** START OF Data lines **

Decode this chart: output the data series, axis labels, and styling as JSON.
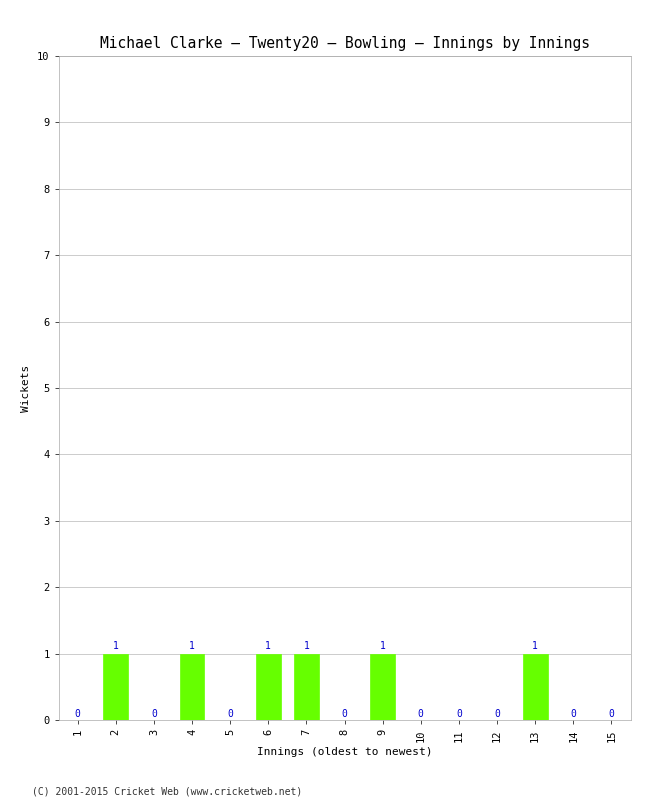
{
  "title": "Michael Clarke – Twenty20 – Bowling – Innings by Innings",
  "xlabel": "Innings (oldest to newest)",
  "ylabel": "Wickets",
  "innings": [
    1,
    2,
    3,
    4,
    5,
    6,
    7,
    8,
    9,
    10,
    11,
    12,
    13,
    14,
    15
  ],
  "wickets": [
    0,
    1,
    0,
    1,
    0,
    1,
    1,
    0,
    1,
    0,
    0,
    0,
    1,
    0,
    0
  ],
  "bar_color": "#66ff00",
  "bar_edge_color": "#66ff00",
  "ylim": [
    0,
    10
  ],
  "yticks": [
    0,
    1,
    2,
    3,
    4,
    5,
    6,
    7,
    8,
    9,
    10
  ],
  "xlim": [
    0.5,
    15.5
  ],
  "xticks": [
    1,
    2,
    3,
    4,
    5,
    6,
    7,
    8,
    9,
    10,
    11,
    12,
    13,
    14,
    15
  ],
  "value_label_color": "#0000cc",
  "value_label_fontsize": 7,
  "title_fontsize": 10.5,
  "axis_label_fontsize": 8,
  "tick_fontsize": 7.5,
  "background_color": "#ffffff",
  "grid_color": "#cccccc",
  "footer": "(C) 2001-2015 Cricket Web (www.cricketweb.net)",
  "footer_fontsize": 7,
  "bar_width": 0.65
}
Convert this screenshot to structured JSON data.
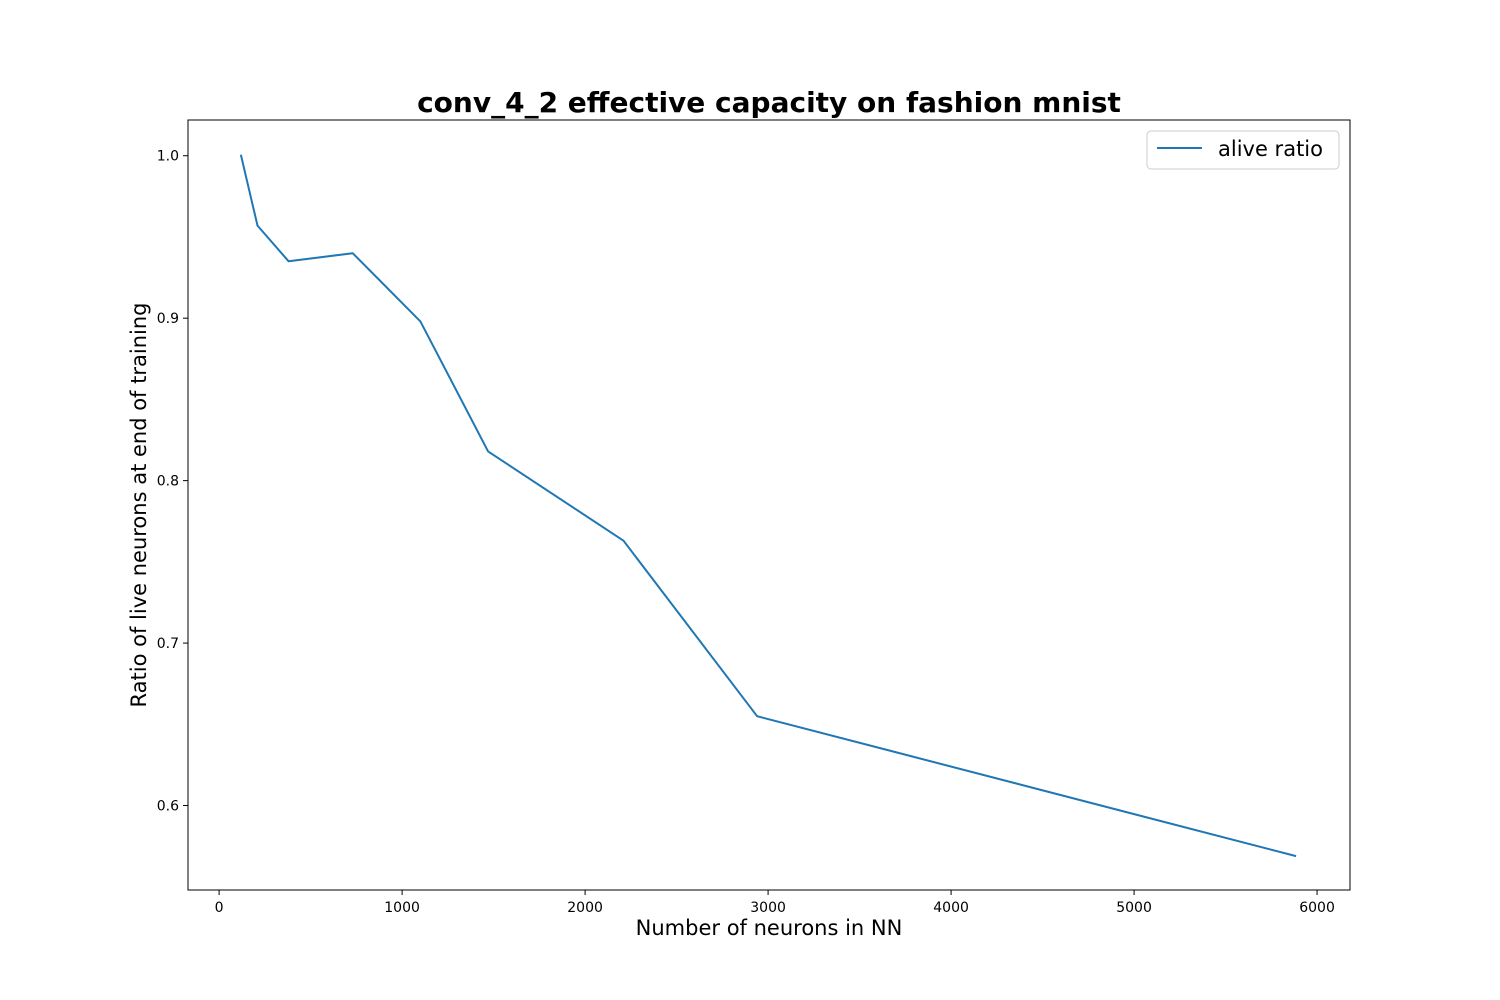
{
  "chart_data": {
    "type": "line",
    "title": "conv_4_2 effective capacity on fashion mnist",
    "xlabel": "Number of neurons in NN",
    "ylabel": "Ratio of live neurons at end of training",
    "xlim": [
      -170,
      6180
    ],
    "ylim": [
      0.548,
      1.022
    ],
    "xticks": [
      0,
      1000,
      2000,
      3000,
      4000,
      5000,
      6000
    ],
    "xtick_labels": [
      "0",
      "1000",
      "2000",
      "3000",
      "4000",
      "5000",
      "6000"
    ],
    "yticks": [
      0.6,
      0.7,
      0.8,
      0.9,
      1.0
    ],
    "ytick_labels": [
      "0.6",
      "0.7",
      "0.8",
      "0.9",
      "1.0"
    ],
    "grid": false,
    "legend_position": "top-right",
    "series": [
      {
        "name": "alive ratio",
        "color": "#1f77b4",
        "x": [
          120,
          210,
          380,
          730,
          1100,
          1470,
          2210,
          2940,
          5880
        ],
        "y": [
          1.0,
          0.957,
          0.935,
          0.94,
          0.898,
          0.818,
          0.763,
          0.655,
          0.569
        ]
      }
    ]
  }
}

** END OF Data lines **

### [Instruction]
How many lines of the listing above include the word "series"? Reply with the number alone.

### [Written answer]
2